-------- EXCERPTED RECORDS

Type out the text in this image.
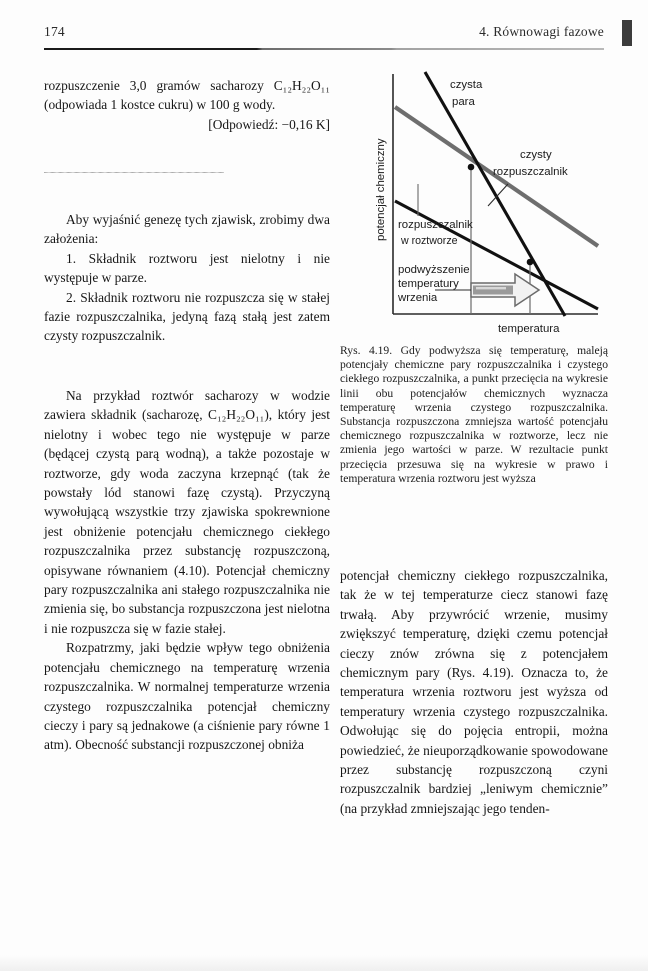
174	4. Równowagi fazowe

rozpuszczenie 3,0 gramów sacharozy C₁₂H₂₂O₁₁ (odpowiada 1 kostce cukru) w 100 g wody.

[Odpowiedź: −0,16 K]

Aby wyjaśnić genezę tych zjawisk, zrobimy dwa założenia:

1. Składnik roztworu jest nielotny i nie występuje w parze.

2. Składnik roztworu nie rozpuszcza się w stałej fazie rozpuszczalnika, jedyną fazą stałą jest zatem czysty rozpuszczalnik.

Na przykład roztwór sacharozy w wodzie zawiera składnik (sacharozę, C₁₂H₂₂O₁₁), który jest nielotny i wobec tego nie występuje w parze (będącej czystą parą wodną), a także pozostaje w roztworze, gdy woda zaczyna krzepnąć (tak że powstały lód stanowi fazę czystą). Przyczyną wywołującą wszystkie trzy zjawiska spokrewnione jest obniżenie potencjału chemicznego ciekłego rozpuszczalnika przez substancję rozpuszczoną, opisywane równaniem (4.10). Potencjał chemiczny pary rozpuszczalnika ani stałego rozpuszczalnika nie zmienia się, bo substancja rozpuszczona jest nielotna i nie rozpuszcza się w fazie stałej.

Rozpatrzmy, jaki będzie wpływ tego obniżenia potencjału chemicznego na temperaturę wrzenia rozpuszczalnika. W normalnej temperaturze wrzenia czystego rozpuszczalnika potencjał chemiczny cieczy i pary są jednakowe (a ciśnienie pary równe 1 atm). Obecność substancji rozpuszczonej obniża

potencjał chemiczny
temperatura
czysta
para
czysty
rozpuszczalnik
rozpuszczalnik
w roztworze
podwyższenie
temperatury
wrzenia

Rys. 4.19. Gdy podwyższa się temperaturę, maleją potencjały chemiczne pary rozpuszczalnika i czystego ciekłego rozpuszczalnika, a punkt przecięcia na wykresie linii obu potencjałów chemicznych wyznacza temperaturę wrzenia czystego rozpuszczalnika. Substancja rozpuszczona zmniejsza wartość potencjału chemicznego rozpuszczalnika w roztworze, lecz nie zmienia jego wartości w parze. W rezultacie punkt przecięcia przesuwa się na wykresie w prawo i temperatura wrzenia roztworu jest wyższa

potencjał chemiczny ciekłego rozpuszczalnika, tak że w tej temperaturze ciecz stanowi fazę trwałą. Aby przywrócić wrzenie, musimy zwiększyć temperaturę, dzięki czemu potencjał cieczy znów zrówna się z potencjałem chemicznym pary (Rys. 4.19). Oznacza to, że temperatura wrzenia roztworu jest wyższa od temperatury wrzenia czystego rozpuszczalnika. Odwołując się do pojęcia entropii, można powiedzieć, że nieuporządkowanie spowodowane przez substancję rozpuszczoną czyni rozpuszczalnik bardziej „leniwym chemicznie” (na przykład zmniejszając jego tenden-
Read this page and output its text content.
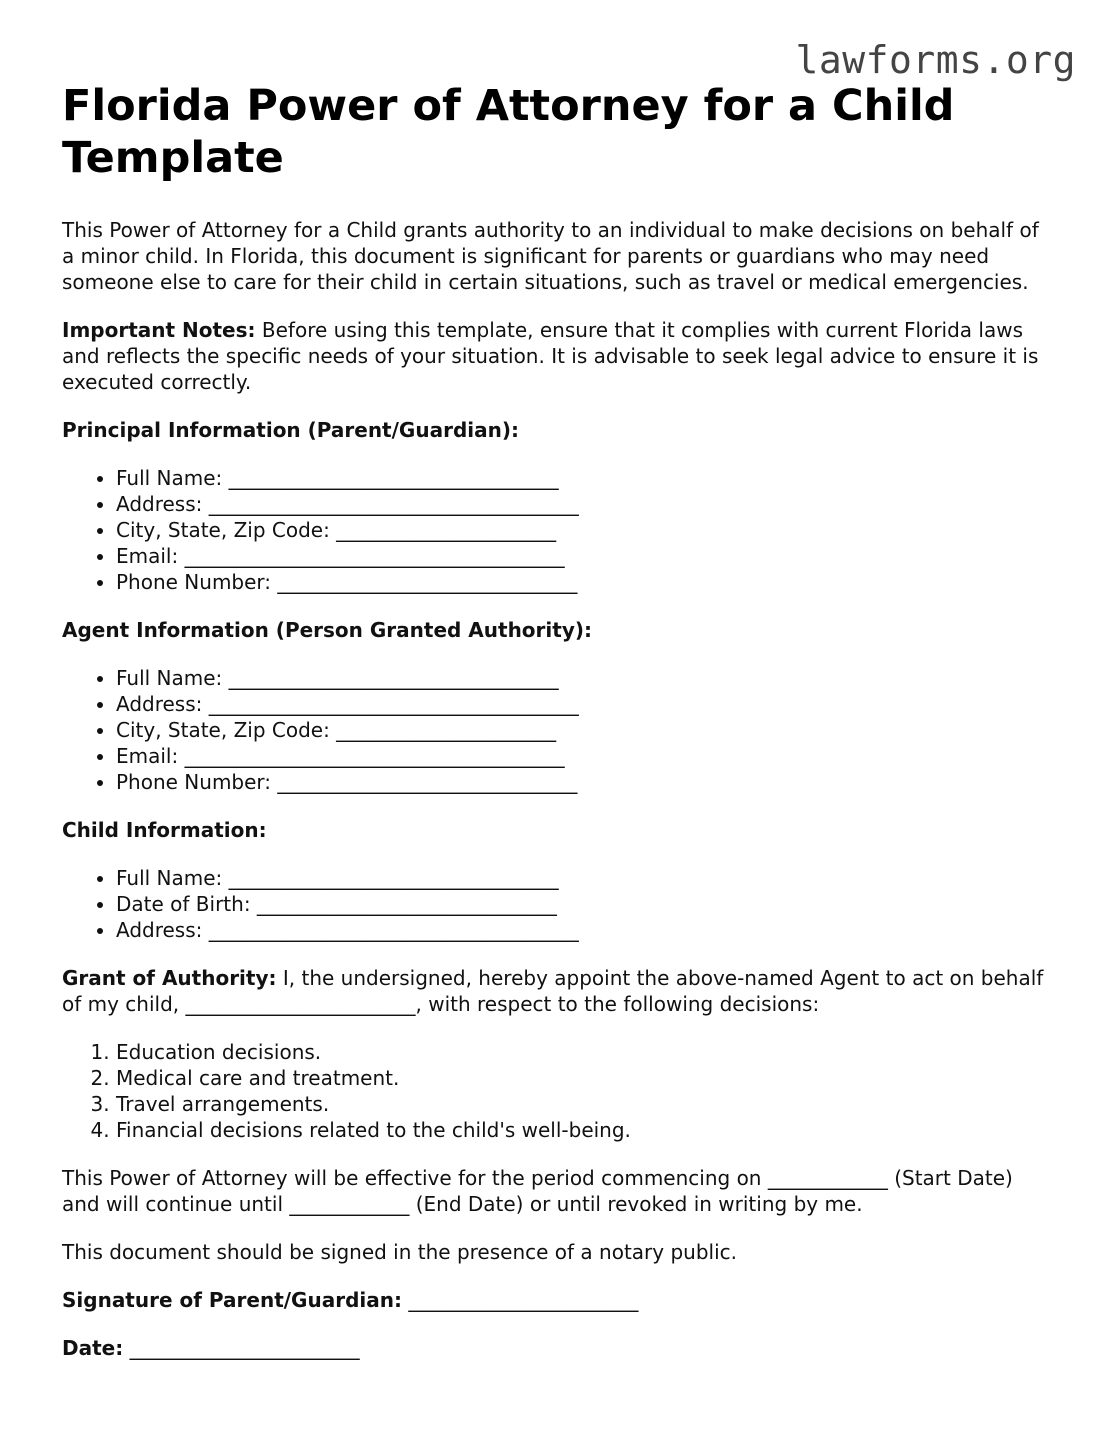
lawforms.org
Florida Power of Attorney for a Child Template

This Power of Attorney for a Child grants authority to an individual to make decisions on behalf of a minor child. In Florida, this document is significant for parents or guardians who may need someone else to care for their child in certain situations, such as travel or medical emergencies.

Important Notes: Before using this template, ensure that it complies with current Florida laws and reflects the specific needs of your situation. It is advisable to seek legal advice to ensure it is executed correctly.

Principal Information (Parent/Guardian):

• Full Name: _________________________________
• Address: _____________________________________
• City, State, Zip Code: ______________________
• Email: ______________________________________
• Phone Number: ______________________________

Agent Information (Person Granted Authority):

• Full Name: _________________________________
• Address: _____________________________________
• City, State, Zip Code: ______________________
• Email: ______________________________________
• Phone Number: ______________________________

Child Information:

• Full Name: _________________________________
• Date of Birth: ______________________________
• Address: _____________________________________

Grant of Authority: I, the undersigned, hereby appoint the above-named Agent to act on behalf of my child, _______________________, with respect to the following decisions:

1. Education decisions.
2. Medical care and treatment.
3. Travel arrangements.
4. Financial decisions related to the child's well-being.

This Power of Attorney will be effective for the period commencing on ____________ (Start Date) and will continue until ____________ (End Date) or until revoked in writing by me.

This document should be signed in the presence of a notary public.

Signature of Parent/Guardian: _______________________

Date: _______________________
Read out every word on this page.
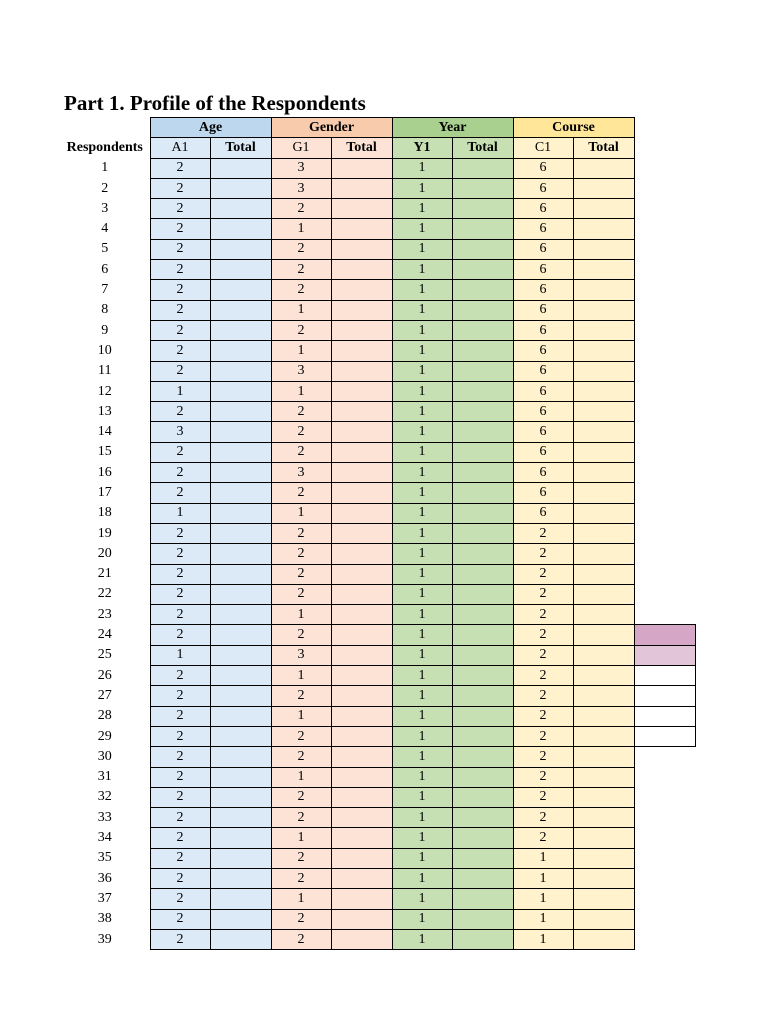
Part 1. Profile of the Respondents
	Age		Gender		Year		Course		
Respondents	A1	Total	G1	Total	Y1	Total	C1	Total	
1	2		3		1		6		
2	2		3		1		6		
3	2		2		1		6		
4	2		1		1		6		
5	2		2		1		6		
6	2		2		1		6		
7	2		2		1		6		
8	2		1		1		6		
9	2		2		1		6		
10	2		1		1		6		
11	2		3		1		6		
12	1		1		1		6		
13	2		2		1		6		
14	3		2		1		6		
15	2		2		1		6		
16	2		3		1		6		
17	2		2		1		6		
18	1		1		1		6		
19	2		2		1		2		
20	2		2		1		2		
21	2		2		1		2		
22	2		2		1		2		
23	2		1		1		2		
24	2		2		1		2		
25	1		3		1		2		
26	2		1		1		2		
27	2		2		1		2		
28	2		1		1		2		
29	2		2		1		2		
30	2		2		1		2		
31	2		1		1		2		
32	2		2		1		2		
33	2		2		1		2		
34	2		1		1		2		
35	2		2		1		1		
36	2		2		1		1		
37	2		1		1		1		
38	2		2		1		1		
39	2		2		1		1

----------------

# [SHORT EXERCISE]
From the material above, copy everything exactly but the pictures.

# [ANSWER TO THIS TASK]
Type out the text in this image.
174	4. Równowagi fazowe

rozpuszczenie 3,0 gramów sacharozy C₁₂H₂₂O₁₁ (odpowiada 1 kostce cukru) w 100 g wody.

[Odpowiedź: −0,16 K]

Aby wyjaśnić genezę tych zjawisk, zrobimy dwa założenia:

1. Składnik roztworu jest nielotny i nie występuje w parze.

2. Składnik roztworu nie rozpuszcza się w stałej fazie rozpuszczalnika, jedyną fazą stałą jest zatem czysty rozpuszczalnik.

Na przykład roztwór sacharozy w wodzie zawiera składnik (sacharozę, C₁₂H₂₂O₁₁), który jest nielotny i wobec tego nie występuje w parze (będącej czystą parą wodną), a także pozostaje w roztworze, gdy woda zaczyna krzepnąć (tak że powstały lód stanowi fazę czystą). Przyczyną wywołującą wszystkie trzy zjawiska spokrewnione jest obniżenie potencjału chemicznego ciekłego rozpuszczalnika przez substancję rozpuszczoną, opisywane równaniem (4.10). Potencjał chemiczny pary rozpuszczalnika ani stałego rozpuszczalnika nie zmienia się, bo substancja rozpuszczona jest nielotna i nie rozpuszcza się w fazie stałej.

Rozpatrzmy, jaki będzie wpływ tego obniżenia potencjału chemicznego na temperaturę wrzenia rozpuszczalnika. W normalnej temperaturze wrzenia czystego rozpuszczalnika potencjał chemiczny cieczy i pary są jednakowe (a ciśnienie pary równe 1 atm). Obecność substancji rozpuszczonej obniża

potencjał chemiczny
temperatura
czysta
para
czysty
rozpuszczalnik
rozpuszczalnik
w roztworze
podwyższenie
temperatury
wrzenia

Rys. 4.19. Gdy podwyższa się temperaturę, maleją potencjały chemiczne pary rozpuszczalnika i czystego ciekłego rozpuszczalnika, a punkt przecięcia na wykresie linii obu potencjałów chemicznych wyznacza temperaturę wrzenia czystego rozpuszczalnika. Substancja rozpuszczona zmniejsza wartość potencjału chemicznego rozpuszczalnika w roztworze, lecz nie zmienia jego wartości w parze. W rezultacie punkt przecięcia przesuwa się na wykresie w prawo i temperatura wrzenia roztworu jest wyższa

potencjał chemiczny ciekłego rozpuszczalnika, tak że w tej temperaturze ciecz stanowi fazę trwałą. Aby przywrócić wrzenie, musimy zwiększyć temperaturę, dzięki czemu potencjał cieczy znów zrówna się z potencjałem chemicznym pary (Rys. 4.19). Oznacza to, że temperatura wrzenia roztworu jest wyższa od temperatury wrzenia czystego rozpuszczalnika. Odwołując się do pojęcia entropii, można powiedzieć, że nieuporządkowanie spowodowane przez substancję rozpuszczoną czyni rozpuszczalnik bardziej „leniwym chemicznie” (na przykład zmniejszając jego tenden-
Read this page and output its text content.
lawforms.org
Florida Power of Attorney for a Child Template

This Power of Attorney for a Child grants authority to an individual to make decisions on behalf of a minor child. In Florida, this document is significant for parents or guardians who may need someone else to care for their child in certain situations, such as travel or medical emergencies.

Important Notes: Before using this template, ensure that it complies with current Florida laws and reflects the specific needs of your situation. It is advisable to seek legal advice to ensure it is executed correctly.

Principal Information (Parent/Guardian):

• Full Name: _________________________________
• Address: _____________________________________
• City, State, Zip Code: ______________________
• Email: ______________________________________
• Phone Number: ______________________________

Agent Information (Person Granted Authority):

• Full Name: _________________________________
• Address: _____________________________________
• City, State, Zip Code: ______________________
• Email: ______________________________________
• Phone Number: ______________________________

Child Information:

• Full Name: _________________________________
• Date of Birth: ______________________________
• Address: _____________________________________

Grant of Authority: I, the undersigned, hereby appoint the above-named Agent to act on behalf of my child, _______________________, with respect to the following decisions:

1. Education decisions.
2. Medical care and treatment.
3. Travel arrangements.
4. Financial decisions related to the child's well-being.

This Power of Attorney will be effective for the period commencing on ____________ (Start Date) and will continue until ____________ (End Date) or until revoked in writing by me.

This document should be signed in the presence of a notary public.

Signature of Parent/Guardian: _______________________

Date: _______________________
Read out every word on this page.
Part 1. Profile of the Respondents
	Age		Gender		Year		Course		
Respondents	A1	Total	G1	Total	Y1	Total	C1	Total	
1	2		3		1		6		
2	2		3		1		6		
3	2		2		1		6		
4	2		1		1		6		
5	2		2		1		6		
6	2		2		1		6		
7	2		2		1		6		
8	2		1		1		6		
9	2		2		1		6		
10	2		1		1		6		
11	2		3		1		6		
12	1		1		1		6		
13	2		2		1		6		
14	3		2		1		6		
15	2		2		1		6		
16	2		3		1		6		
17	2		2		1		6		
18	1		1		1		6		
19	2		2		1		2		
20	2		2		1		2		
21	2		2		1		2		
22	2		2		1		2		
23	2		1		1		2		
24	2		2		1		2		
25	1		3		1		2		
26	2		1		1		2		
27	2		2		1		2		
28	2		1		1		2		
29	2		2		1		2		
30	2		2		1		2		
31	2		1		1		2		
32	2		2		1		2		
33	2		2		1		2		
34	2		1		1		2		
35	2		2		1		1		
36	2		2		1		1		
37	2		1		1		1		
38	2		2		1		1		
39	2		2		1		1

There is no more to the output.